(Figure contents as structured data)
** START **
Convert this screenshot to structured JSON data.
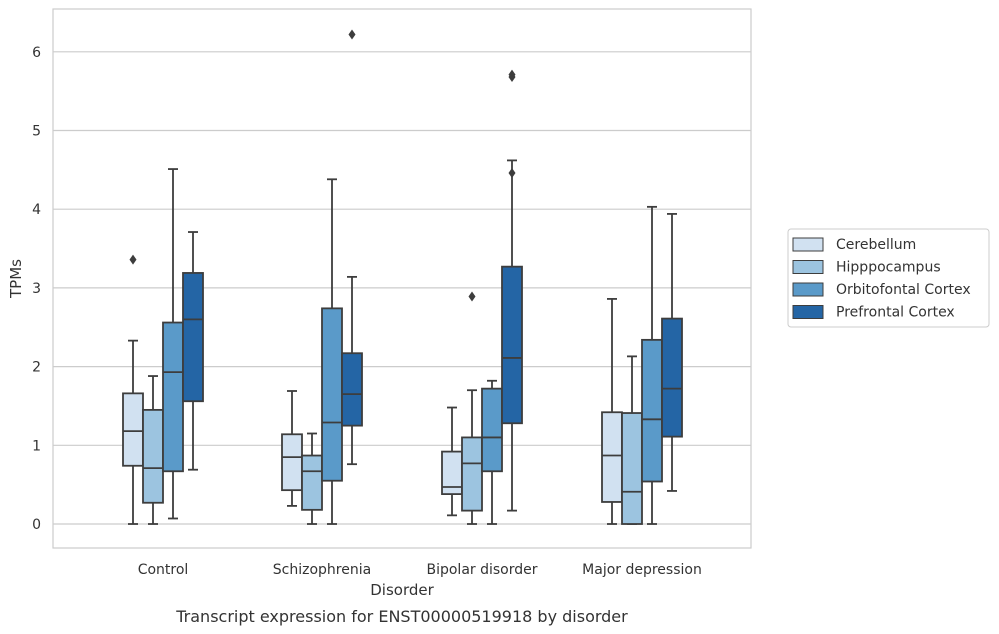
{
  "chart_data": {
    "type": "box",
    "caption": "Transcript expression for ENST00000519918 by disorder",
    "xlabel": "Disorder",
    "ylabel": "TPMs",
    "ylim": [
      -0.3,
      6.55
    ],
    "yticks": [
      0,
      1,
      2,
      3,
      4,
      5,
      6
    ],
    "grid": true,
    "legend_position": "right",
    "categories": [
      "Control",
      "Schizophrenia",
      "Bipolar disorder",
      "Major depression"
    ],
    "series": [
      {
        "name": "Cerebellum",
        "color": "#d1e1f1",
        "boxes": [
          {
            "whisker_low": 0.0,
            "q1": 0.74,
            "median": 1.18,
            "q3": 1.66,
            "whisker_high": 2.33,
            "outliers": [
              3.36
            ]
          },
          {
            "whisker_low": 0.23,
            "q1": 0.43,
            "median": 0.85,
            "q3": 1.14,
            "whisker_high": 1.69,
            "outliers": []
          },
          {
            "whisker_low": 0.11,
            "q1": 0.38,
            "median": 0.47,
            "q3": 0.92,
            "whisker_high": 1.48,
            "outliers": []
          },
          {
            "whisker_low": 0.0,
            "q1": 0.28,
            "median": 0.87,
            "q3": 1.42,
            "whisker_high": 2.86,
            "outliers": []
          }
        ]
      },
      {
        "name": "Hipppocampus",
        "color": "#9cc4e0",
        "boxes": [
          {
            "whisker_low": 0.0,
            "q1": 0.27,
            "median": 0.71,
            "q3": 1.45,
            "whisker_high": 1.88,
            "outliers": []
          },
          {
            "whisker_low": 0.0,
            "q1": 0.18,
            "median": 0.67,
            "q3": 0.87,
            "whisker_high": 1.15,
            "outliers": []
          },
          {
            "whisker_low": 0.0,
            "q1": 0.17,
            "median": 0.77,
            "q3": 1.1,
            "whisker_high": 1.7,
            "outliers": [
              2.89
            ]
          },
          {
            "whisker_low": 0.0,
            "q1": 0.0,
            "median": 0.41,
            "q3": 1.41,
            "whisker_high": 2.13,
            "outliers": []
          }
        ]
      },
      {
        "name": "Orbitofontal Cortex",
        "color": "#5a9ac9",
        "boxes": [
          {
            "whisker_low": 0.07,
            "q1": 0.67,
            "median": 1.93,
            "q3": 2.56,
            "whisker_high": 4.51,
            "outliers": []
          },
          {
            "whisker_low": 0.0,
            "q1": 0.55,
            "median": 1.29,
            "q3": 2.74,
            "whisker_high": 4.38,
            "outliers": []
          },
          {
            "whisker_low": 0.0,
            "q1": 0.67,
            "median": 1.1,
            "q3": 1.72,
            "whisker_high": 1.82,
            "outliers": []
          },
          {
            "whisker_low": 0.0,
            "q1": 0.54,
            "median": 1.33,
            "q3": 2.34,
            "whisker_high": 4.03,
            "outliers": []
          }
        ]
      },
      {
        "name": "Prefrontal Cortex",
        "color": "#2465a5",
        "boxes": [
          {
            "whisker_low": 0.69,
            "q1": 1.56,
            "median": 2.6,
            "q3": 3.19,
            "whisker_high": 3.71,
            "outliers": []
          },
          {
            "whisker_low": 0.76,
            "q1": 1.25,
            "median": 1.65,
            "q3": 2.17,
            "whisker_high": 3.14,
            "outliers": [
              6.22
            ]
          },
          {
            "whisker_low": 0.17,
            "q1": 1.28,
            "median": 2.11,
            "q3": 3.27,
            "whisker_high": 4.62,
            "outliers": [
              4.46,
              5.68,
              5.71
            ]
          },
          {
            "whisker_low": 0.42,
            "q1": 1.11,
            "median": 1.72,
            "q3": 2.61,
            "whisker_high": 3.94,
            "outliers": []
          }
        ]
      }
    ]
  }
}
** END **
### INSTRUCTIONS FOR THE TASK
Your task is to pick out every line with the string "Cortex" and copy it.

### WORKED ANSWER
        "name": "Orbitofontal Cortex",
        "name": "Prefrontal Cortex",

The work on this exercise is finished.